A run of records:
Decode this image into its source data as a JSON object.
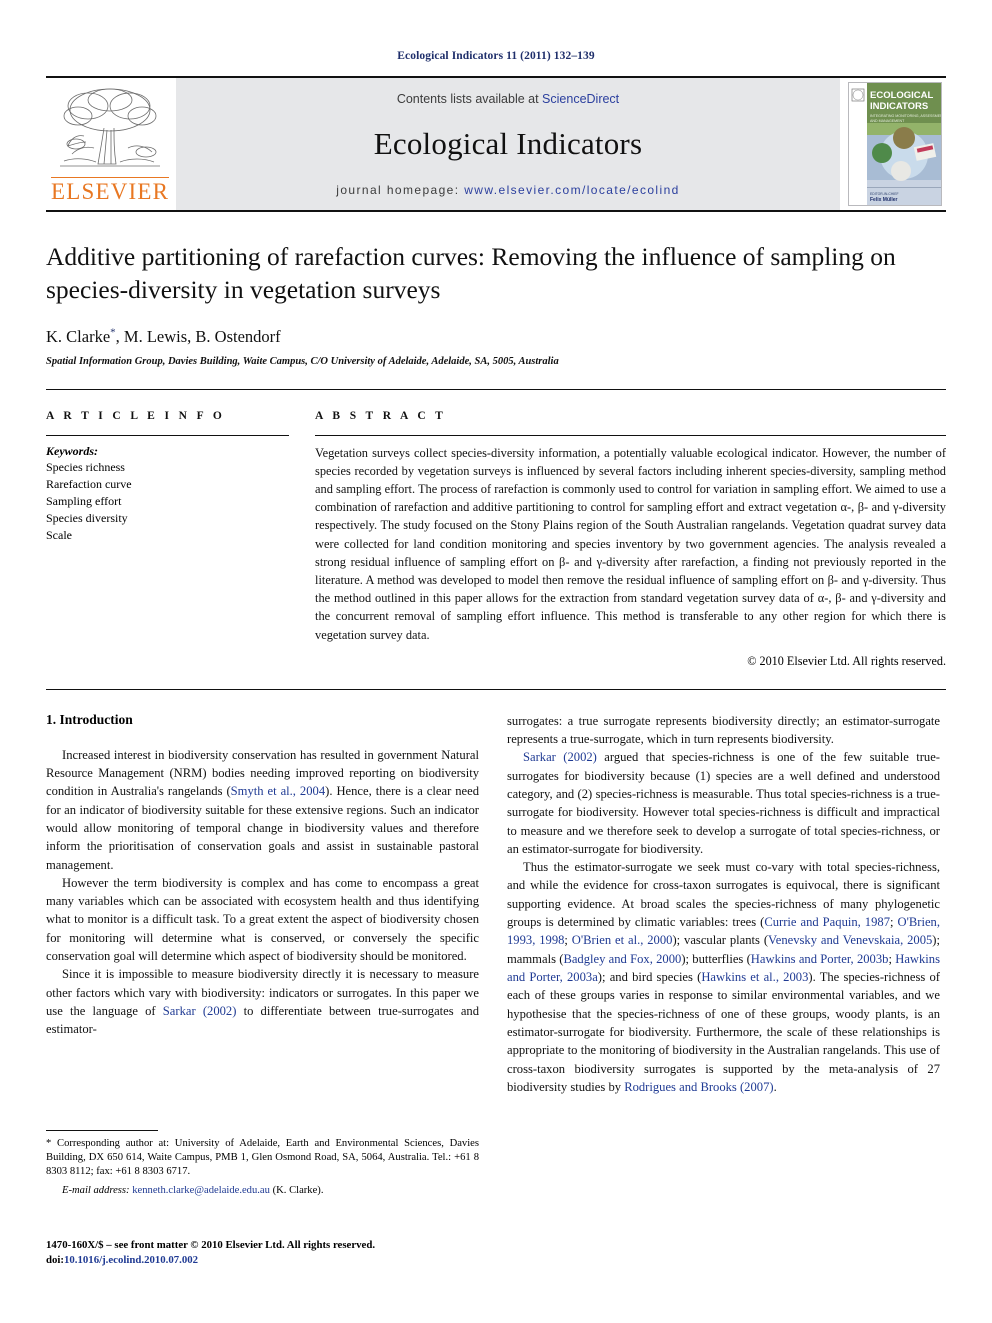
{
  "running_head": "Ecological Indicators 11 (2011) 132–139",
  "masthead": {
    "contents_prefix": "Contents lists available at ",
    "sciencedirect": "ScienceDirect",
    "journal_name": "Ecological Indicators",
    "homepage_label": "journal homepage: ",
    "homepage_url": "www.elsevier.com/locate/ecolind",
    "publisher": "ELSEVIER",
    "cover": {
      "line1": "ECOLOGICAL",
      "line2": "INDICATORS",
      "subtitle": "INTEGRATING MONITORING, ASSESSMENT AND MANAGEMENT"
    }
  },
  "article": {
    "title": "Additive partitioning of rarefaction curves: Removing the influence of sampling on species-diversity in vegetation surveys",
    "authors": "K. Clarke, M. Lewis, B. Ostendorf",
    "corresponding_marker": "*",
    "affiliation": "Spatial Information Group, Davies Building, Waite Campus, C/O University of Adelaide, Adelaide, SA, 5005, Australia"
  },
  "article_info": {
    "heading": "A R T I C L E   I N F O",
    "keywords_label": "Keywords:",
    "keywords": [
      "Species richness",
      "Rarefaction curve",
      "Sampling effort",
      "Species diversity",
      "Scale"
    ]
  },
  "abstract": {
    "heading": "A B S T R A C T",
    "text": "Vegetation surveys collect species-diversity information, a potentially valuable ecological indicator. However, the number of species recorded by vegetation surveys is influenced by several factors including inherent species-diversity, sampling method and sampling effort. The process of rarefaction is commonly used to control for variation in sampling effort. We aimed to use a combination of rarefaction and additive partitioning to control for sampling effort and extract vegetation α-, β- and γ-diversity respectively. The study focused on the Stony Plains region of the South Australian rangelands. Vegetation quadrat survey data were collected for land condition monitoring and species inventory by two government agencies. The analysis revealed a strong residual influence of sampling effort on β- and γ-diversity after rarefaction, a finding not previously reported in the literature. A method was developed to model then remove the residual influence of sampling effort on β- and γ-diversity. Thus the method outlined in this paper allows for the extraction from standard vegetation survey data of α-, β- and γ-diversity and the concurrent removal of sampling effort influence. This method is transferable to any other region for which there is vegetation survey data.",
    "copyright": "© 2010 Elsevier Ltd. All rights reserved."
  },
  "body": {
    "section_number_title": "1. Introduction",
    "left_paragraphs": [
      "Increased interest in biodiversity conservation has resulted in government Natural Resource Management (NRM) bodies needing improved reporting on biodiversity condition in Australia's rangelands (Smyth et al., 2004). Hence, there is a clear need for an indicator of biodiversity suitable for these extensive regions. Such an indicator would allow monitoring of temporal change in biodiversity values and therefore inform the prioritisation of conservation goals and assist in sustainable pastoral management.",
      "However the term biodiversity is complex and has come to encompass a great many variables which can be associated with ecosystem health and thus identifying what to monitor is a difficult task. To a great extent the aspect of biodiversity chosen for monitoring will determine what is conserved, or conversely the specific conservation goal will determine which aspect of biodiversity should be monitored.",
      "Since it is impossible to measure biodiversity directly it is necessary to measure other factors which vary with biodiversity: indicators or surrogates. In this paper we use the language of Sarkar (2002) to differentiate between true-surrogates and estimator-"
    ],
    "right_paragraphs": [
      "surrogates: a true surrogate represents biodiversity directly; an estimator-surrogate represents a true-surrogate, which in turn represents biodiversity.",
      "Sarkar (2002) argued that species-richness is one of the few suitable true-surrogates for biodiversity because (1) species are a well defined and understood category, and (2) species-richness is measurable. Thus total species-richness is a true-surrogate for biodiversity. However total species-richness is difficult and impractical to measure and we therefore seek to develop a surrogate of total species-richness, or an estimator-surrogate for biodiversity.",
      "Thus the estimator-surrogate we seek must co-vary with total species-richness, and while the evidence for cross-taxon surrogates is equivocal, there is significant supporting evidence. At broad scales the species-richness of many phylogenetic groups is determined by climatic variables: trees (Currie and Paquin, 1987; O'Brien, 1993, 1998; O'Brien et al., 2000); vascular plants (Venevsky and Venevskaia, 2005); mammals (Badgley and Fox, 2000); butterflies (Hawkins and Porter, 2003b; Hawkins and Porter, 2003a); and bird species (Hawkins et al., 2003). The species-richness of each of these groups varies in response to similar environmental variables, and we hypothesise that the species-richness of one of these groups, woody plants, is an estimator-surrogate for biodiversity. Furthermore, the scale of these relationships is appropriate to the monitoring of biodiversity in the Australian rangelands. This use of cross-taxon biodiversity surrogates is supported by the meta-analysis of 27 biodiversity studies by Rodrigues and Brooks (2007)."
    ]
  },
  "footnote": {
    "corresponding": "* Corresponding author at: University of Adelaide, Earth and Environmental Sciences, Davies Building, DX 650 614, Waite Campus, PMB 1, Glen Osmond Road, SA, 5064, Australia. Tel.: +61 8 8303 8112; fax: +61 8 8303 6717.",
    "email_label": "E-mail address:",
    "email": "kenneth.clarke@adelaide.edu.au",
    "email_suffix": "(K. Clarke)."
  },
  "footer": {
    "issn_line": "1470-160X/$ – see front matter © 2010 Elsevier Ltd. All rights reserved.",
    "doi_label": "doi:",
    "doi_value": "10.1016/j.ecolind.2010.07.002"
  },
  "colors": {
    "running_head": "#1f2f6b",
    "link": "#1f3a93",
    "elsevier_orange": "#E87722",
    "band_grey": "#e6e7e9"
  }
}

EXERCISE DIRECTIONS.
Omit every image. Quote each record exactly.

TASK OUTPUT.
Decode this image into its source data as a JSON object.
{
  "running_head": "Ecological Indicators 11 (2011) 132–139",
  "masthead": {
    "contents_prefix": "Contents lists available at ",
    "sciencedirect": "ScienceDirect",
    "journal_name": "Ecological Indicators",
    "homepage_label": "journal homepage: ",
    "homepage_url": "www.elsevier.com/locate/ecolind",
    "publisher": "ELSEVIER",
    "cover": {
      "line1": "ECOLOGICAL",
      "line2": "INDICATORS",
      "subtitle": "INTEGRATING MONITORING, ASSESSMENT AND MANAGEMENT"
    }
  },
  "article": {
    "title": "Additive partitioning of rarefaction curves: Removing the influence of sampling on species-diversity in vegetation surveys",
    "authors": "K. Clarke, M. Lewis, B. Ostendorf",
    "corresponding_marker": "*",
    "affiliation": "Spatial Information Group, Davies Building, Waite Campus, C/O University of Adelaide, Adelaide, SA, 5005, Australia"
  },
  "article_info": {
    "heading": "A R T I C L E   I N F O",
    "keywords_label": "Keywords:",
    "keywords": [
      "Species richness",
      "Rarefaction curve",
      "Sampling effort",
      "Species diversity",
      "Scale"
    ]
  },
  "abstract": {
    "heading": "A B S T R A C T",
    "text": "Vegetation surveys collect species-diversity information, a potentially valuable ecological indicator. However, the number of species recorded by vegetation surveys is influenced by several factors including inherent species-diversity, sampling method and sampling effort. The process of rarefaction is commonly used to control for variation in sampling effort. We aimed to use a combination of rarefaction and additive partitioning to control for sampling effort and extract vegetation α-, β- and γ-diversity respectively. The study focused on the Stony Plains region of the South Australian rangelands. Vegetation quadrat survey data were collected for land condition monitoring and species inventory by two government agencies. The analysis revealed a strong residual influence of sampling effort on β- and γ-diversity after rarefaction, a finding not previously reported in the literature. A method was developed to model then remove the residual influence of sampling effort on β- and γ-diversity. Thus the method outlined in this paper allows for the extraction from standard vegetation survey data of α-, β- and γ-diversity and the concurrent removal of sampling effort influence. This method is transferable to any other region for which there is vegetation survey data.",
    "copyright": "© 2010 Elsevier Ltd. All rights reserved."
  },
  "body": {
    "section_number_title": "1. Introduction",
    "left_paragraphs": [
      "Increased interest in biodiversity conservation has resulted in government Natural Resource Management (NRM) bodies needing improved reporting on biodiversity condition in Australia's rangelands (Smyth et al., 2004). Hence, there is a clear need for an indicator of biodiversity suitable for these extensive regions. Such an indicator would allow monitoring of temporal change in biodiversity values and therefore inform the prioritisation of conservation goals and assist in sustainable pastoral management.",
      "However the term biodiversity is complex and has come to encompass a great many variables which can be associated with ecosystem health and thus identifying what to monitor is a difficult task. To a great extent the aspect of biodiversity chosen for monitoring will determine what is conserved, or conversely the specific conservation goal will determine which aspect of biodiversity should be monitored.",
      "Since it is impossible to measure biodiversity directly it is necessary to measure other factors which vary with biodiversity: indicators or surrogates. In this paper we use the language of Sarkar (2002) to differentiate between true-surrogates and estimator-"
    ],
    "right_paragraphs": [
      "surrogates: a true surrogate represents biodiversity directly; an estimator-surrogate represents a true-surrogate, which in turn represents biodiversity.",
      "Sarkar (2002) argued that species-richness is one of the few suitable true-surrogates for biodiversity because (1) species are a well defined and understood category, and (2) species-richness is measurable. Thus total species-richness is a true-surrogate for biodiversity. However total species-richness is difficult and impractical to measure and we therefore seek to develop a surrogate of total species-richness, or an estimator-surrogate for biodiversity.",
      "Thus the estimator-surrogate we seek must co-vary with total species-richness, and while the evidence for cross-taxon surrogates is equivocal, there is significant supporting evidence. At broad scales the species-richness of many phylogenetic groups is determined by climatic variables: trees (Currie and Paquin, 1987; O'Brien, 1993, 1998; O'Brien et al., 2000); vascular plants (Venevsky and Venevskaia, 2005); mammals (Badgley and Fox, 2000); butterflies (Hawkins and Porter, 2003b; Hawkins and Porter, 2003a); and bird species (Hawkins et al., 2003). The species-richness of each of these groups varies in response to similar environmental variables, and we hypothesise that the species-richness of one of these groups, woody plants, is an estimator-surrogate for biodiversity. Furthermore, the scale of these relationships is appropriate to the monitoring of biodiversity in the Australian rangelands. This use of cross-taxon biodiversity surrogates is supported by the meta-analysis of 27 biodiversity studies by Rodrigues and Brooks (2007)."
    ]
  },
  "footnote": {
    "corresponding": "* Corresponding author at: University of Adelaide, Earth and Environmental Sciences, Davies Building, DX 650 614, Waite Campus, PMB 1, Glen Osmond Road, SA, 5064, Australia. Tel.: +61 8 8303 8112; fax: +61 8 8303 6717.",
    "email_label": "E-mail address:",
    "email": "kenneth.clarke@adelaide.edu.au",
    "email_suffix": "(K. Clarke)."
  },
  "footer": {
    "issn_line": "1470-160X/$ – see front matter © 2010 Elsevier Ltd. All rights reserved.",
    "doi_label": "doi:",
    "doi_value": "10.1016/j.ecolind.2010.07.002"
  },
  "colors": {
    "running_head": "#1f2f6b",
    "link": "#1f3a93",
    "elsevier_orange": "#E87722",
    "band_grey": "#e6e7e9"
  }
}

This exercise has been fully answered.